[LISTA DE TAREAS]
a - Imprime sin cambios el pasaje del documento que va de "Su hijo, Luis" a "la voz apagada.".
b - Según el documento, ¿cuántos de los cuerpos hallados en las fosas de las colinas de Santa Fe han sido identificados hasta ahora?

[DOCUMENTO]
········

Otros familiares visitan cárceles. “Las mamás entran llevando las fotos de sus hijos: pasan los presos y ven las caras, y si tienen información se acercan a ellas”, dice Pérez Jiménez, del Centro Pro. “Muchos de esos testimonios son ciertos, otros son falsos, o quieren dinero, pero hay quienes se conmueven. Cuando una madre habla, en un país como México donde la mamá es una figura tan importante, se genera mucha sensibilización”.
En Solecito, el colectivo que halló las gigantescas fosas de las colinas de Santa Fe, hay más de 300 madres. “Es una organización completamente autónoma”, dice Lucy Díaz, “y hacemos diferentes acciones para conseguir recursos: venta de ropa usada, de comida o de rifas”. No pueden hacer legalmente una exhumación o una identificación, pero sí el trabajo pesado y perseverante de encontrar una fosa, y cuatro obreros las ayudan a cavar la profundidad de tres metros a la que las víctimas son enterradas.
Desde noviembre del año pasado, Solecito trabaja en otro sitio de Veracruz, Arbolillo, donde hasta ahora encontraron un cuerpo entero y unos 2.000 huesos. Una fiscalía del Estado ya lo había excavado con poco resultado, pero ellas no confiaron y lo hicieron por sí mismas.
En las fosas de las colinas de Santa Fe encontraron más de 40 artículos personales o credenciales que dieron indicios sobre la identidad de las personas enterradas ahí. Hasta ahora, de esos 298 cuerpos, fueron identificados 26. Y más de 50 cuentan con materia genética adecuada para una comparación, pero el proceso se alarga por la burocracia.
“Nosotras tenemos una convicción férrea”, dice Díaz. “Cuando ya lo perdiste todo, incluso luego de perder la vida puedes perder algo más: tu identidad. Por eso el colectivo trata de darle identidad a todo el que encontremos en esas condiciones de clandestinidad. Caminaste sobre este planeta, tuviste tu nombre y tus apellidos, hay gente que te ama, que luchó por ti y que sigue haciéndolo, y que te tiene en la memoria: eso es la identidad”.
Su hijo, Luis Guillermo Lagunes Díaz, estaba en su mejor momento cuando fue secuestrado y desaparecido. Era popular y carismático, y su nombre de DJ era “Patas”. Ella lo describe como un chico alto, guapo, bailarín, increíble. Tenía 29 años. “Fue brutal y nunca me voy a reponer”, dice, con la voz apagada.

········

[DATOS PROPORCIONADOS]
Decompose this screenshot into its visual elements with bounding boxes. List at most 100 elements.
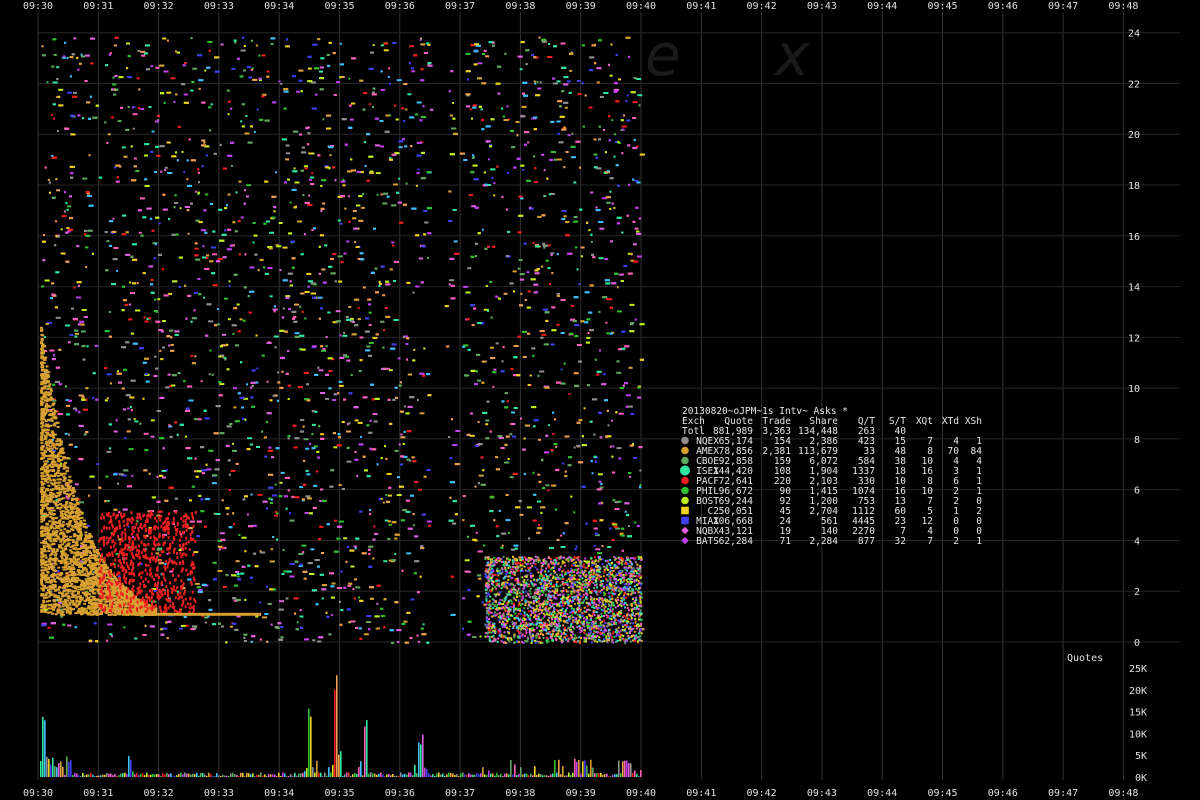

········

[RESPUESTAS POR TAREA]
a -
Su hijo, Luis Guillermo Lagunes Díaz, estaba en su mejor momento cuando fue secuestrado y desaparecido. Era popular y carismático, y su nombre de DJ era “Patas”. Ella lo describe como un chico alto, guapo, bailarín, increíble. Tenía 29 años. “Fue brutal y nunca me voy a reponer”, dice, con la voz apagada.

b - Han sido identificados 26 de los 298 cuerpos.